=== Given problem ===
Take every line from the listing below that includes "award" and copy it.

++++ Supplied records

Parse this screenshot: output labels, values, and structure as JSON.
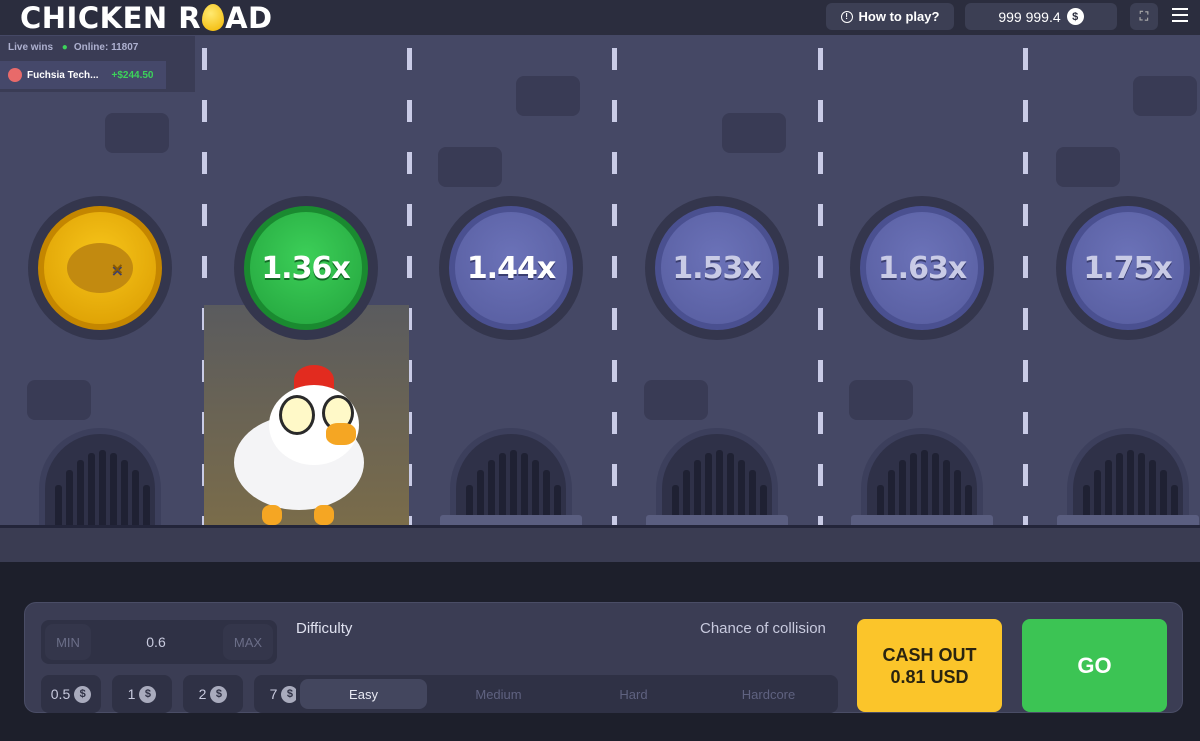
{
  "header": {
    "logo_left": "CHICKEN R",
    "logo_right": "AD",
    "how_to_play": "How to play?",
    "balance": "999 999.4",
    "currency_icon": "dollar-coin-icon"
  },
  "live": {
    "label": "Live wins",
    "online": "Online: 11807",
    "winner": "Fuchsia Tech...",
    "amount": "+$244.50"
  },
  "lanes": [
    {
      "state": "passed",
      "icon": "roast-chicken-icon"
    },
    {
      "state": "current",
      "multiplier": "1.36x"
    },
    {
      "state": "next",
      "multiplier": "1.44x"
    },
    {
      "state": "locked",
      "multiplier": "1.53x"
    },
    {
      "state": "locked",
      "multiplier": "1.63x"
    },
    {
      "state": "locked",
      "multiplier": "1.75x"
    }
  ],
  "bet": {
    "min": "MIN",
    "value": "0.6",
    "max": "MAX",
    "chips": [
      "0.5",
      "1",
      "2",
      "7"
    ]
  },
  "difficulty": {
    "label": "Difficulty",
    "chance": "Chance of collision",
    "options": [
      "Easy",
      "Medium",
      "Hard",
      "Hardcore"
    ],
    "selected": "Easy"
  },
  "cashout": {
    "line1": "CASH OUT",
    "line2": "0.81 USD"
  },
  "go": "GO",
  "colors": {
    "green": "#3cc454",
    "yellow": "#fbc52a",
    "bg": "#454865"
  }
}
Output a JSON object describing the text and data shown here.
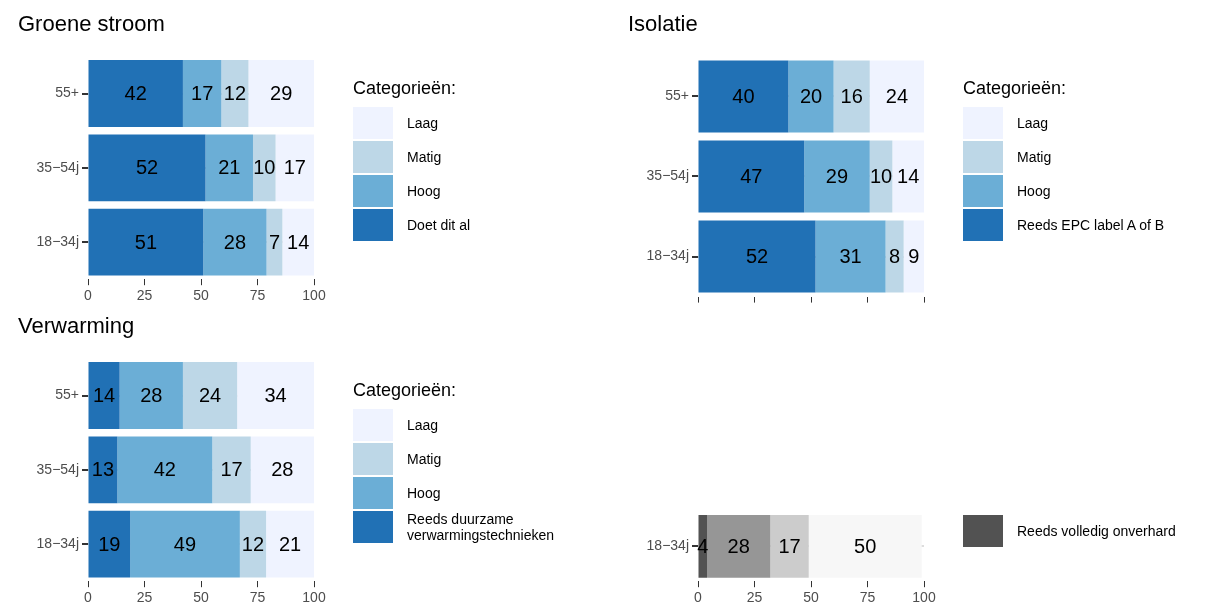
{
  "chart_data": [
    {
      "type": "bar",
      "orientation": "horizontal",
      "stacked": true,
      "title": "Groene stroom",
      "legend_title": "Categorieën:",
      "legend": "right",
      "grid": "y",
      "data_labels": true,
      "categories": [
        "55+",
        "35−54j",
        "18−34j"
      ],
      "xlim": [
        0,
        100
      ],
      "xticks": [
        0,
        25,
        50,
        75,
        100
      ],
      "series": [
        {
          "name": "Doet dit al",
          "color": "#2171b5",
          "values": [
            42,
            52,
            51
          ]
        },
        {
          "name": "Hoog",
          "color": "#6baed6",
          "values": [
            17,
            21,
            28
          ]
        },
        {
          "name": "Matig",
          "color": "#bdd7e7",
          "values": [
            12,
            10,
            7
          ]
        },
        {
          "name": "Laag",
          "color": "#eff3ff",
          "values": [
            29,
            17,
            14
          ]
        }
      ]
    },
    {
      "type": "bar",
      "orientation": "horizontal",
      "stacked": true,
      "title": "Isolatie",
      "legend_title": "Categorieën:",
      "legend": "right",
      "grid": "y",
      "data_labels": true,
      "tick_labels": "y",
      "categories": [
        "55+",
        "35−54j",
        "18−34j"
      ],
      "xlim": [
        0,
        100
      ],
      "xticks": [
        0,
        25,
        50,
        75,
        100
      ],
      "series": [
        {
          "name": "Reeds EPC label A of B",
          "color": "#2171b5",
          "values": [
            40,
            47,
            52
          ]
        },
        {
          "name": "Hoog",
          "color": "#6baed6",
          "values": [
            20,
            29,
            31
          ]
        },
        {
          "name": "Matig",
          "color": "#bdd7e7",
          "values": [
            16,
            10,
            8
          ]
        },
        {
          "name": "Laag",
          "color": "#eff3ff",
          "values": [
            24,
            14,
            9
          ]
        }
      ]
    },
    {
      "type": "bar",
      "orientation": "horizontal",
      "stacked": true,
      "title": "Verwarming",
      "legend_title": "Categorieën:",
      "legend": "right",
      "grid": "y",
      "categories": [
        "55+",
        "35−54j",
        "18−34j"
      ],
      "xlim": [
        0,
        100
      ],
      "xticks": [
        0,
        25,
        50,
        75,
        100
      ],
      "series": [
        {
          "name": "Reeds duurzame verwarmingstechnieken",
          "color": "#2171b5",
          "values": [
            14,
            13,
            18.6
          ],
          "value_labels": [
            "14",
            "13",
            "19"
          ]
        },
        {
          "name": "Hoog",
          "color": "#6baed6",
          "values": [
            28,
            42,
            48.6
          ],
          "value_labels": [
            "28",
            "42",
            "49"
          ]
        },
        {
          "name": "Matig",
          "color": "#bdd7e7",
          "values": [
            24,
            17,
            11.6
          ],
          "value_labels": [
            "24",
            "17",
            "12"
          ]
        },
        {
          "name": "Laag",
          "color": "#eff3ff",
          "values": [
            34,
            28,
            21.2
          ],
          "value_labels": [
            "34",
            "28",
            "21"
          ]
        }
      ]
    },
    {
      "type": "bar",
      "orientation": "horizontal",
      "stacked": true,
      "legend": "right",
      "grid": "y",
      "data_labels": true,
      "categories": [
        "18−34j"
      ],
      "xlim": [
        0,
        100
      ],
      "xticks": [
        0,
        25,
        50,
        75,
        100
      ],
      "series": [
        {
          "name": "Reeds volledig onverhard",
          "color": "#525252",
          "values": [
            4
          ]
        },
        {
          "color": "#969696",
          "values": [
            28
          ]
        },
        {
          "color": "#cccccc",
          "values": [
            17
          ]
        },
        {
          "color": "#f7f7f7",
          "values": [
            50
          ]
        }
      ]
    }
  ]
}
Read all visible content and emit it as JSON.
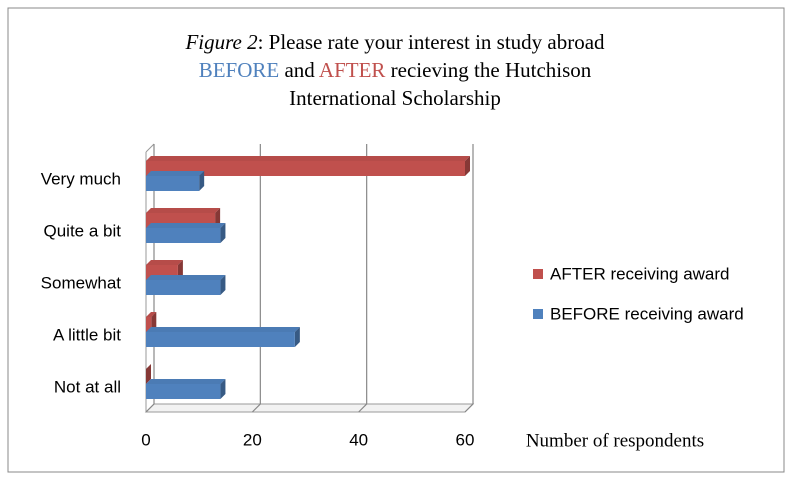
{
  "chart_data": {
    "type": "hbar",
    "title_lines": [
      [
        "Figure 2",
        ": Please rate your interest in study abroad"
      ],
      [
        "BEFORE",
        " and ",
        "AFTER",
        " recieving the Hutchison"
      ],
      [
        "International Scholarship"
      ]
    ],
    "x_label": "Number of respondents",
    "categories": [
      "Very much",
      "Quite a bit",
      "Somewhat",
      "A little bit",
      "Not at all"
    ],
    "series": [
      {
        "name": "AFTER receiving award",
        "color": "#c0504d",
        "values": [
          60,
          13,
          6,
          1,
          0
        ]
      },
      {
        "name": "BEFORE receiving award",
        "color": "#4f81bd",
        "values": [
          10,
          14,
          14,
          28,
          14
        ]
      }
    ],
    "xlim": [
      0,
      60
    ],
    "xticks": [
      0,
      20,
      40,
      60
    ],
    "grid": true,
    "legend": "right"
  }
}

++++++++

=== Result for this exercise ===
        "name": "AFTER receiving award",
        "name": "BEFORE receiving award",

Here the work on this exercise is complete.